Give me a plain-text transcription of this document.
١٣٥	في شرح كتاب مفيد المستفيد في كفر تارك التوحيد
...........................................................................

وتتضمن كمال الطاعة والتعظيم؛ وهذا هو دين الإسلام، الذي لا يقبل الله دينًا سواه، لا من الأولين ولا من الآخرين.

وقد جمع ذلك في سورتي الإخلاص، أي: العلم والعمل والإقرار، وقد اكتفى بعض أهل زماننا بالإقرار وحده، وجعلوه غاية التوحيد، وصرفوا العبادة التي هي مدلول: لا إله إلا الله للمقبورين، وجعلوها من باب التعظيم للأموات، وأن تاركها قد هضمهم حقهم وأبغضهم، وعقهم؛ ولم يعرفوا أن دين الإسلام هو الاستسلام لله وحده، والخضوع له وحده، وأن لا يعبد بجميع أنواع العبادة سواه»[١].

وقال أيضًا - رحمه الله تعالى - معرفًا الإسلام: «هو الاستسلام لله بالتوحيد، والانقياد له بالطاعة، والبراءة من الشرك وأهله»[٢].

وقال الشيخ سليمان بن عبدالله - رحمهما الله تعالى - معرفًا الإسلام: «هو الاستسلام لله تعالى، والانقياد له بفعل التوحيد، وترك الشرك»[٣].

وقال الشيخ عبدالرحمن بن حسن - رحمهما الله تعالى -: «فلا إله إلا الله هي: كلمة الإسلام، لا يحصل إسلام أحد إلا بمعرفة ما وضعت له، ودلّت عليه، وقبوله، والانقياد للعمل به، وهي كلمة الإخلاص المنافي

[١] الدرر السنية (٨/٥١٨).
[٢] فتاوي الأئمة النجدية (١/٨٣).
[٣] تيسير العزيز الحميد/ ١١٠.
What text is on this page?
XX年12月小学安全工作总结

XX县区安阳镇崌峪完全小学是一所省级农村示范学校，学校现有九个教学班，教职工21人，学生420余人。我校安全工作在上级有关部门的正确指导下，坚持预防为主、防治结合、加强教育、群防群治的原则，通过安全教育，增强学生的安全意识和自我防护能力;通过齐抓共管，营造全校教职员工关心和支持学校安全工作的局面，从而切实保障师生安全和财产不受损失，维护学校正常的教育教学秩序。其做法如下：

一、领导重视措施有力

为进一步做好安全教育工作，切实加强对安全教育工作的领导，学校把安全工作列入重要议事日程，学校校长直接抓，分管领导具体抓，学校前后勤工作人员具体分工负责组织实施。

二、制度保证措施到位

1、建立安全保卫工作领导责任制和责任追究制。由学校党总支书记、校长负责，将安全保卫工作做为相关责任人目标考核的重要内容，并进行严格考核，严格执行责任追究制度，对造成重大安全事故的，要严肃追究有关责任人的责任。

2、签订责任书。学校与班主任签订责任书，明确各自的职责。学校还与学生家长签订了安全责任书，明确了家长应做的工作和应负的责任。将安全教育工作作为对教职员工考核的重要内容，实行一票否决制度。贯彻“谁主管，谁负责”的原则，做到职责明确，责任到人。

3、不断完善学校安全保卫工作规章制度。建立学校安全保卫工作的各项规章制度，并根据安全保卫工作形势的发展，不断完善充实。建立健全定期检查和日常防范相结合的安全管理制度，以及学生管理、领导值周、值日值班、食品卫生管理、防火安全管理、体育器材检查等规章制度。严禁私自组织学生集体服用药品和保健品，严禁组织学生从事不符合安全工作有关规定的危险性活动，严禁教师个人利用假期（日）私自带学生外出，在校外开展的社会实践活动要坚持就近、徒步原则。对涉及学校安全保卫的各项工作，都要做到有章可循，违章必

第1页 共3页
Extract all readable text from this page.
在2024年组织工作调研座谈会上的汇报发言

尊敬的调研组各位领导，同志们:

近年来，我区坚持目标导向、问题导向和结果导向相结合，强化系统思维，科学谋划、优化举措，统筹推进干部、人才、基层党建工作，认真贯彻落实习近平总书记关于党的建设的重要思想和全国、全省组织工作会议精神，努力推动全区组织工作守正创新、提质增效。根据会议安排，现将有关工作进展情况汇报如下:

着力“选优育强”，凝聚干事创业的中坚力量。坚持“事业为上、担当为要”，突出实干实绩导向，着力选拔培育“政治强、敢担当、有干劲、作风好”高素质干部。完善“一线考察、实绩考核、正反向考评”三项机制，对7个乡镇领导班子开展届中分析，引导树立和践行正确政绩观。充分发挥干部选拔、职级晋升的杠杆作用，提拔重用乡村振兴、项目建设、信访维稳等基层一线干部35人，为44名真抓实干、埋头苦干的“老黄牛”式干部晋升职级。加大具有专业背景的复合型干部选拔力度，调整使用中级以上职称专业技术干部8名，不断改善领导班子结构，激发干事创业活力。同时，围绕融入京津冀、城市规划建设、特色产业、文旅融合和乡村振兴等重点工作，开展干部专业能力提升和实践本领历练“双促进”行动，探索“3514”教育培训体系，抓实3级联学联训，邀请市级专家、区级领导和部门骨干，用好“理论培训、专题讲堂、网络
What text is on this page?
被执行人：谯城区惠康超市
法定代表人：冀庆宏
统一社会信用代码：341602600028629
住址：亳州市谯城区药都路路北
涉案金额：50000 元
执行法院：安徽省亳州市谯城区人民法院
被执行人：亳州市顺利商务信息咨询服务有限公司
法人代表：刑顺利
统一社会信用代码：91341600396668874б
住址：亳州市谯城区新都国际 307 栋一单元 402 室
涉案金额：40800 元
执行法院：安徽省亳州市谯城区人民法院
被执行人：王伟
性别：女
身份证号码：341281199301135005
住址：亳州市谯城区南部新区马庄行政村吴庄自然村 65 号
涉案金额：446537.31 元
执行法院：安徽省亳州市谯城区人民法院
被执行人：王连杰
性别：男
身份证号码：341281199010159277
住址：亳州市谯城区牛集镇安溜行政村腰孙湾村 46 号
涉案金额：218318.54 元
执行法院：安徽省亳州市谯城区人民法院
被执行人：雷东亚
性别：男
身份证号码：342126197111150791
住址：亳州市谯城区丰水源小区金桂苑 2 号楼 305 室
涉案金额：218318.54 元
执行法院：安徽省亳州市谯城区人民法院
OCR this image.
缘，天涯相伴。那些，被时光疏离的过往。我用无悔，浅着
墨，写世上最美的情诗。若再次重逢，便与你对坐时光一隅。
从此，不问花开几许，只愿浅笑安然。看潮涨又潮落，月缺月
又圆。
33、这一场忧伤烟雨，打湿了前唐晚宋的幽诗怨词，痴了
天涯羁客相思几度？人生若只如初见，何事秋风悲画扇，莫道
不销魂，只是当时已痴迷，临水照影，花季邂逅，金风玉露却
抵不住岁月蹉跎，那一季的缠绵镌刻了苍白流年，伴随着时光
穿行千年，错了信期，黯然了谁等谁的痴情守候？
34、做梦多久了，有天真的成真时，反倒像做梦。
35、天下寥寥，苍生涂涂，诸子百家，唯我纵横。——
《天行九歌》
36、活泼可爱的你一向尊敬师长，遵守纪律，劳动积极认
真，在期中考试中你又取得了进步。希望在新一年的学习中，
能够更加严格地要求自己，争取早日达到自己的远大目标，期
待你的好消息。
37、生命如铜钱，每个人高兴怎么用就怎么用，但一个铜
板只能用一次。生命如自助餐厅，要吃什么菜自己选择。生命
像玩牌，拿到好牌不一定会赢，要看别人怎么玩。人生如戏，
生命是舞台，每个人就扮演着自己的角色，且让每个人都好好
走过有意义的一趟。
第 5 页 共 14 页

-------------------------

- **Work to be completed**
Only lines with the string "身份证号码" belong in your answer; copy each one.

- **Result of the exercise**
身份证号码：341281199301135005
身份证号码：341281199010159277
身份证号码：342126197111150791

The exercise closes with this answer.